### Extrait étudié
□ □ □
L’immigré africain, bouc émissaire de la misère à Johannesburg

Depuis plusieurs semaines, les lynchages d’étrangers, déclenchés par des discours politiques xénophobes et alimentés par la colère des habitants des townships, se multiplient en Afrique du Sud.
Des Zoulous protestent contre la présence de migrants dans leur quartier de Jeppestown, le 17 avril 2015. (Photo AFP. Marco Longari)
publié le 19 avril 2015 à 19h46

Monsieur Sithole est inquiet. Cela fait quarante-huit heures qu'il essaie de joindre son ancien locataire, un Bangladais qui tenait une minuscule épicerie dans le township d'Alexandra. «Il ne répond plus, il se cache», explique le propriétaire de l'échoppe. M. Sithole a la mine triste. Il est accoudé sur des ruines : un mur de briques effondré, des étagères en métal vides, et quelques bâches en plastique qui protégeaient le toit de l'épicerie quand il pleuvait trop fort. «Ils ont tout pris. Ils visent les étrangers mais c'est une grosse perte pour moi aussi», raconte ce Sud-Africain, qui a vécu toute sa vie à Alexandra. Jeudi, à la tombée de la nuit, un groupe d'hommes - environ 90, selon la police locale - a arpenté les rues de ce bidonville grouillant de Johannesburg, pillant et saccageant les magasins. Ils ont volé la nourriture et l'alcool, laissant les voisins achever le travail. De la lessive et des piles alcaline comme tout butin de cette guerre contre «les étrangers».
□ □ □
Entrées de position des items:
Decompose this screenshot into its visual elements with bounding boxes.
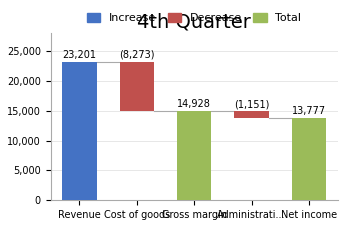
Bar — [62, 62, 97, 200]
Text: (1,151): (1,151) — [234, 99, 269, 109]
Bar — [120, 62, 154, 111]
Bar — [235, 111, 269, 118]
Title: 4th Quarter: 4th Quarter — [137, 12, 251, 31]
Text: 14,928: 14,928 — [177, 99, 211, 109]
Text: (8,273): (8,273) — [119, 50, 155, 60]
Bar — [292, 118, 326, 200]
Text: 13,777: 13,777 — [292, 106, 326, 116]
Text: 23,201: 23,201 — [62, 50, 97, 60]
Legend: Increase, Decrease, Total: Increase, Decrease, Total — [83, 8, 306, 28]
Bar — [177, 111, 211, 200]
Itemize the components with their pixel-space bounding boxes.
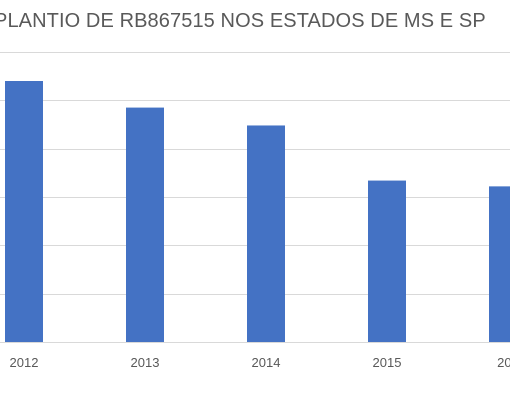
x-tick-label-2015: 2015	[373, 355, 402, 370]
x-tick-labels: 2012 2013 2014 2015 201	[10, 355, 510, 370]
bar-2016	[489, 186, 510, 342]
bars	[5, 81, 510, 342]
x-tick-label-2014: 2014	[252, 355, 281, 370]
bar-2015	[368, 180, 406, 342]
chart-title: PLANTIO DE RB867515 NOS ESTADOS DE MS E …	[0, 10, 486, 32]
bar-2014	[247, 125, 285, 342]
bar-2013	[126, 107, 164, 342]
bar-2012	[5, 81, 43, 342]
x-tick-label-2016: 201	[497, 355, 510, 370]
x-tick-label-2013: 2013	[131, 355, 160, 370]
x-tick-label-2012: 2012	[10, 355, 39, 370]
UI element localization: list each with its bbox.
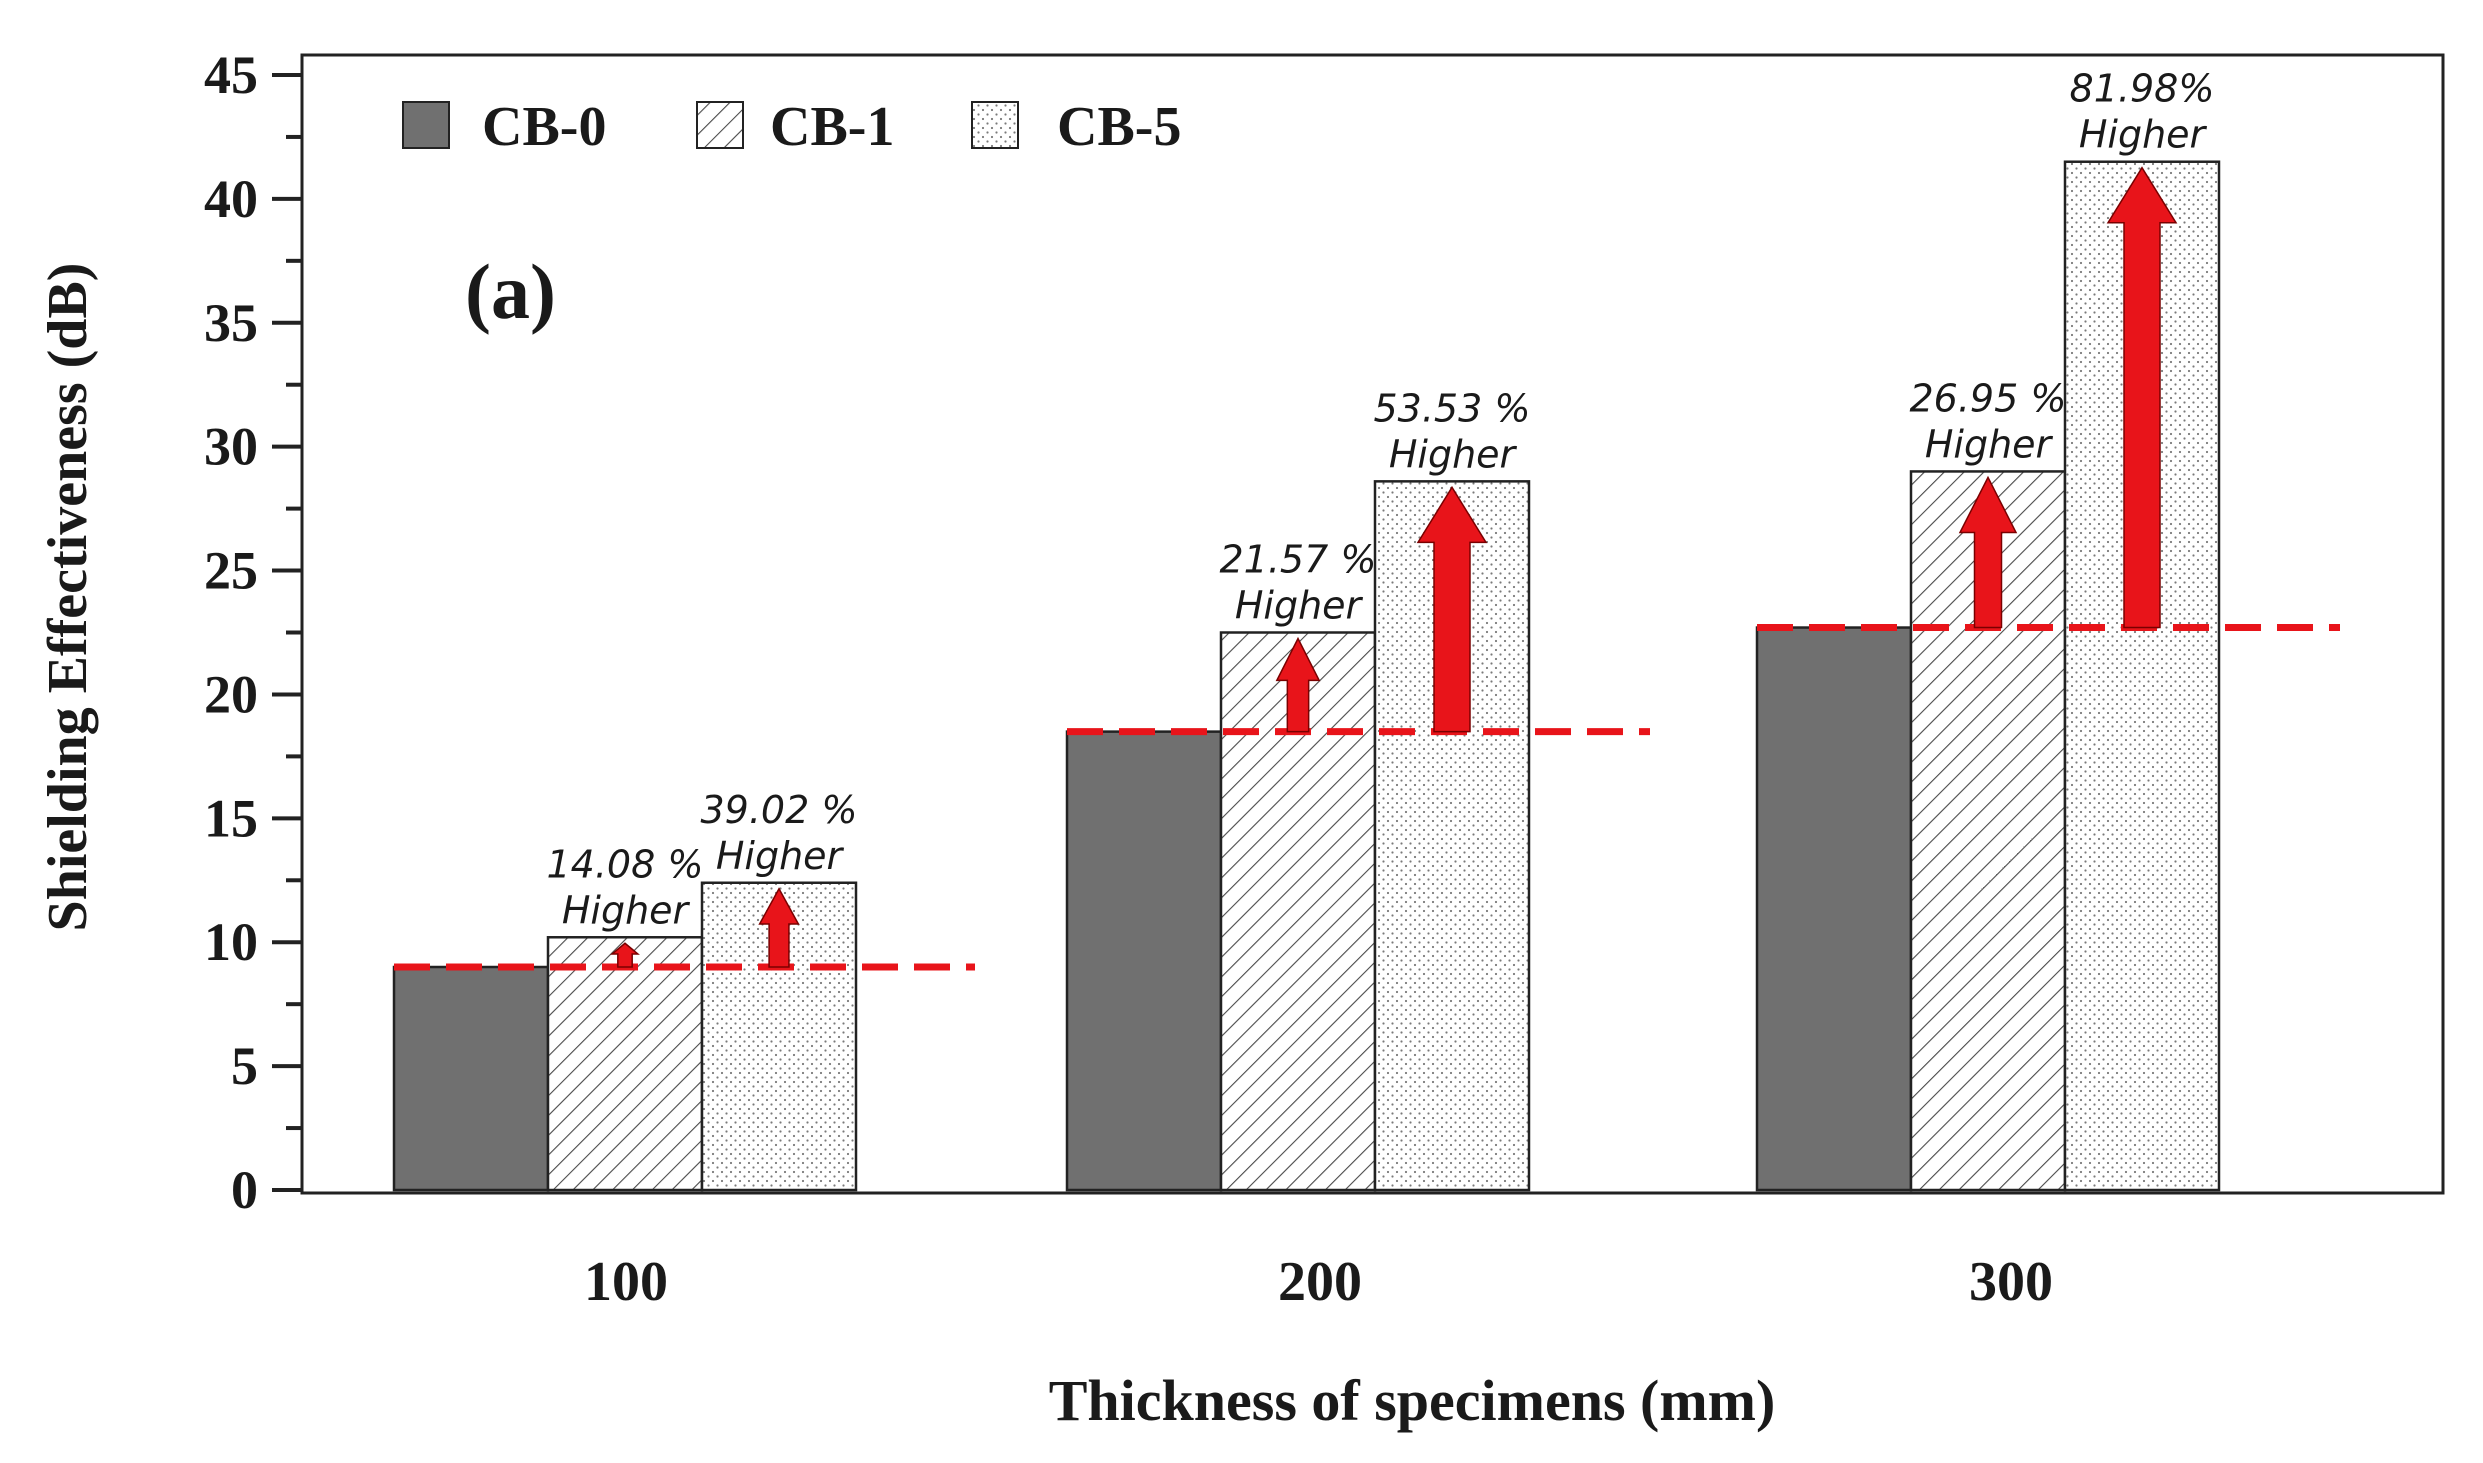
annotation-higher-cb-1-100: Higher bbox=[562, 888, 691, 932]
bars bbox=[392, 160, 2221, 1192]
annotation-percent-cb-5-300: 81.98% bbox=[2070, 67, 2215, 111]
y-tick-label: 30 bbox=[204, 417, 258, 477]
y-tick-label: 20 bbox=[204, 664, 258, 724]
annotation-higher-cb-1-200: Higher bbox=[1235, 584, 1364, 628]
annotation-percent-cb-1-300: 26.95 % bbox=[1910, 376, 2067, 420]
x-tick-label-300: 300 bbox=[1969, 1251, 2053, 1313]
x-axis: 100 200 300 bbox=[302, 1191, 2443, 1313]
arrow-cb-1-200 bbox=[1275, 636, 1321, 733]
y-tick-label: 45 bbox=[204, 45, 258, 105]
legend: CB-0 CB-1 CB-5 bbox=[402, 96, 1181, 158]
arrow-cb-1-300 bbox=[1958, 475, 2018, 629]
legend-swatch-cb-0 bbox=[402, 101, 450, 149]
annotation-higher-cb-5-100: Higher bbox=[716, 834, 845, 878]
y-axis: 0 5 10 15 20 25 30 35 40 45 bbox=[204, 45, 304, 1220]
y-tick-label: 0 bbox=[231, 1160, 258, 1220]
reference-lines bbox=[394, 624, 2340, 971]
x-tick-label-200: 200 bbox=[1278, 1251, 1362, 1313]
bar-cb-0-100 bbox=[392, 965, 550, 1192]
bar-cb-0-300 bbox=[1755, 626, 1913, 1192]
annotation-percent-cb-1-100: 14.08 % bbox=[547, 842, 704, 886]
annotation-percent-cb-5-100: 39.02 % bbox=[701, 788, 858, 832]
arrow-cb-5-200 bbox=[1416, 485, 1488, 733]
y-tick-label: 15 bbox=[204, 788, 258, 848]
legend-label-cb-5: CB-5 bbox=[1057, 96, 1181, 158]
annotation-percent-cb-1-200: 21.57 % bbox=[1220, 538, 1377, 582]
panel-label: (a) bbox=[465, 248, 556, 335]
arrow-cb-1-100 bbox=[610, 942, 640, 968]
arrow-cb-5-100 bbox=[758, 887, 800, 968]
legend-label-cb-0: CB-0 bbox=[482, 96, 606, 158]
y-tick-label: 35 bbox=[204, 293, 258, 353]
y-axis-title: Shielding Effectiveness (dB) bbox=[37, 263, 99, 932]
annotation-percent-cb-5-200: 53.53 % bbox=[1374, 386, 1531, 430]
annotation-higher-cb-5-200: Higher bbox=[1389, 432, 1518, 476]
legend-swatch-cb-5 bbox=[971, 101, 1019, 149]
legend-label-cb-1: CB-1 bbox=[770, 96, 894, 158]
y-tick-label: 25 bbox=[204, 541, 258, 601]
x-axis-title: Thickness of specimens (mm) bbox=[1049, 1368, 1776, 1433]
bar-cb-0-200 bbox=[1065, 730, 1223, 1192]
arrows bbox=[610, 166, 2178, 968]
bar-cb-1-100 bbox=[546, 936, 704, 1192]
y-tick-label: 10 bbox=[204, 912, 258, 972]
bar-cb-5-200 bbox=[1373, 480, 1531, 1192]
legend-swatch-cb-1 bbox=[696, 101, 744, 149]
x-tick-label-100: 100 bbox=[584, 1251, 668, 1313]
arrow-cb-5-300 bbox=[2106, 166, 2178, 629]
y-tick-label: 5 bbox=[231, 1036, 258, 1096]
annotation-higher-cb-1-300: Higher bbox=[1925, 422, 2054, 466]
annotation-higher-cb-5-300: Higher bbox=[2079, 113, 2208, 157]
y-tick-label: 40 bbox=[204, 169, 258, 229]
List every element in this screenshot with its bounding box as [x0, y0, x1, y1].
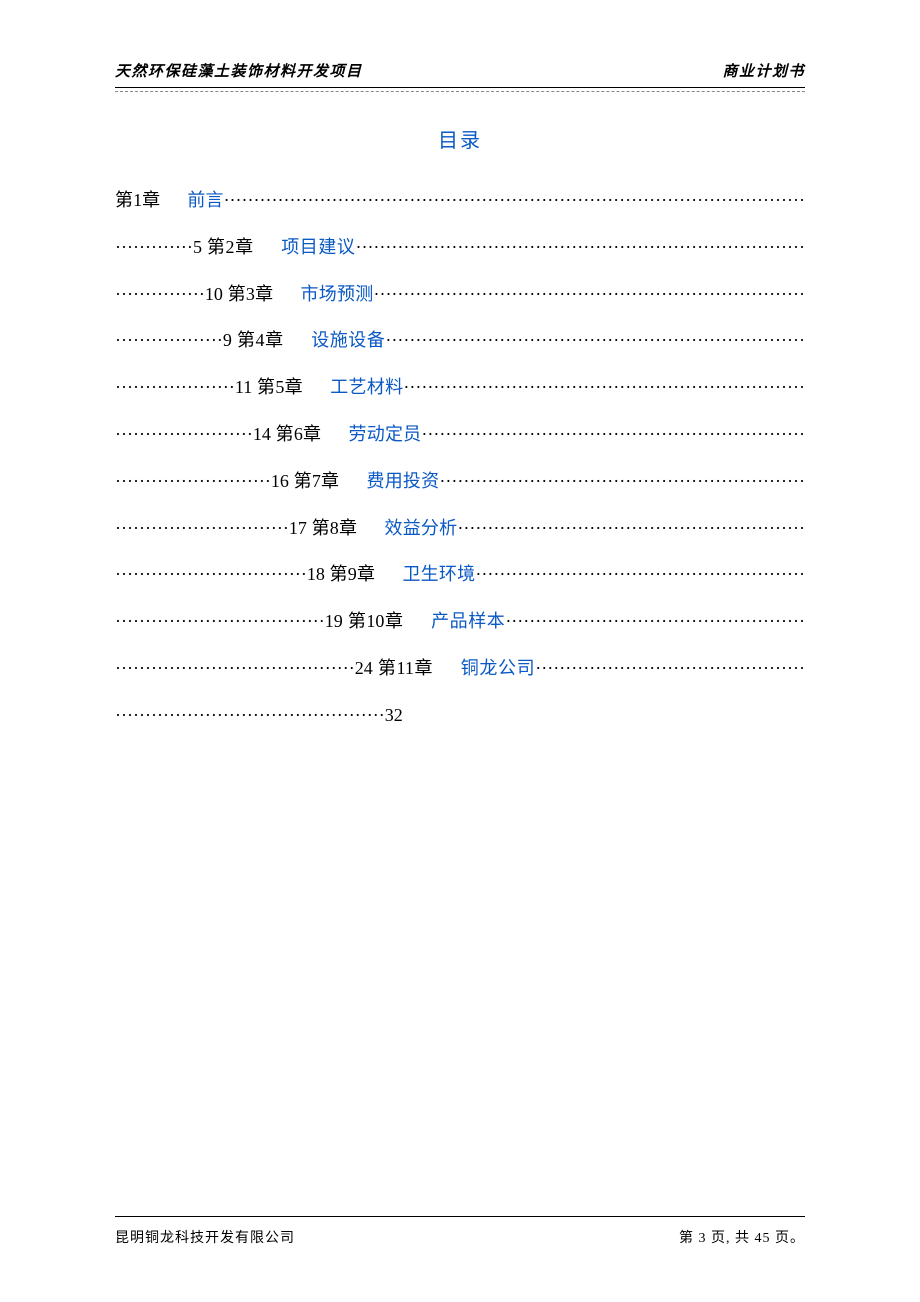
toc-entry-link[interactable]: 工艺材料 [330, 377, 403, 397]
toc-page-number: 14 [253, 424, 271, 444]
toc-title: 目录 [115, 124, 805, 153]
footer-page-suffix: 页。 [771, 1231, 806, 1246]
footer-total-pages: 45 [755, 1231, 771, 1246]
toc-page-number: 5 [193, 237, 202, 257]
toc-entry-link[interactable]: 产品样本 [431, 611, 506, 631]
toc-chapter-label: 第1章 [115, 190, 187, 210]
toc-chapter-label: 第10章 [348, 611, 431, 631]
page-header: 天然环保硅藻土装饰材料开发项目 商业计划书 [115, 60, 805, 88]
toc-chapter-label: 第8章 [312, 518, 385, 538]
toc-chapter-label: 第5章 [257, 377, 330, 397]
toc-entry-link[interactable]: 卫生环境 [402, 564, 475, 584]
toc-entry-link[interactable]: 铜龙公司 [460, 658, 535, 678]
toc-page-number: 18 [307, 564, 325, 584]
toc-entry-link[interactable]: 前言 [187, 190, 223, 210]
page-footer: 昆明铜龙科技开发有限公司 第 3 页, 共 45 页。 [115, 1216, 805, 1247]
header-right: 商业计划书 [722, 60, 805, 81]
footer-page-mid: 页, 共 [707, 1231, 755, 1246]
toc-entry-link[interactable]: 设施设备 [311, 330, 386, 350]
toc-page-number: 32 [385, 705, 403, 725]
toc-chapter-label: 第11章 [378, 658, 460, 678]
header-dash-rule [115, 91, 805, 92]
toc-page-number: 17 [289, 518, 307, 538]
toc-chapter-label: 第7章 [294, 471, 367, 491]
toc-page-number: 19 [325, 611, 343, 631]
toc-body: 第1章 前言··································… [115, 177, 805, 739]
toc-chapter-label: 第2章 [207, 237, 281, 257]
footer-page-prefix: 第 [679, 1231, 699, 1246]
toc-page-number: 24 [355, 658, 373, 678]
toc-entry-link[interactable]: 项目建议 [281, 237, 356, 257]
header-left: 天然环保硅藻土装饰材料开发项目 [115, 60, 363, 81]
toc-page-number: 11 [235, 377, 252, 397]
toc-entry-link[interactable]: 费用投资 [366, 471, 439, 491]
toc-page-number: 9 [223, 330, 232, 350]
document-page: 天然环保硅藻土装饰材料开发项目 商业计划书 目录 第1章 前言·········… [0, 0, 920, 1302]
toc-chapter-label: 第9章 [330, 564, 403, 584]
toc-chapter-label: 第4章 [237, 330, 311, 350]
toc-entry-link[interactable]: 市场预测 [300, 284, 373, 304]
toc-entry-link[interactable]: 劳动定员 [348, 424, 421, 444]
toc-chapter-label: 第6章 [276, 424, 349, 444]
footer-company: 昆明铜龙科技开发有限公司 [115, 1227, 295, 1247]
footer-pagination: 第 3 页, 共 45 页。 [679, 1227, 805, 1247]
toc-page-number: 16 [271, 471, 289, 491]
toc-chapter-label: 第3章 [228, 284, 301, 304]
toc-entry-link[interactable]: 效益分析 [384, 518, 457, 538]
toc-page-number: 10 [205, 284, 223, 304]
footer-current-page: 3 [699, 1231, 707, 1246]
□ □ □
### Travail demandé
a) Indiquez si chacune des affirmations suivantes est conforme à l'extrait : (i) M. Sithole a passé toute sa vie à Alexandra ; (ii) selon la police locale, le groupe d'hommes comptait environ 90 personnes ; (iii) l'ancien locataire de M. Sithole tenait une boucherie.
b) D'après l'extrait, à quel moment le groupe d'hommes a-t-il parcouru les rues d'Alexandra ?
c) Recopiez le passage de l'extrait en commençant à « Depuis plusieurs semaines, les » et en terminant à « Afrique du Sud. ».

### Corrigé
a)
(i) Oui : « qui a vécu toute sa vie à Alexandra ».
(ii) Oui : « environ 90, selon la police locale ».
(iii) Non : « qui tenait une minuscule épicerie dans le township d'Alexandra ».

b) Jeudi, à la tombée de la nuit.

c)
Depuis plusieurs semaines, les lynchages d’étrangers, déclenchés par des discours politiques xénophobes et alimentés par la colère des habitants des townships, se multiplient en Afrique du Sud.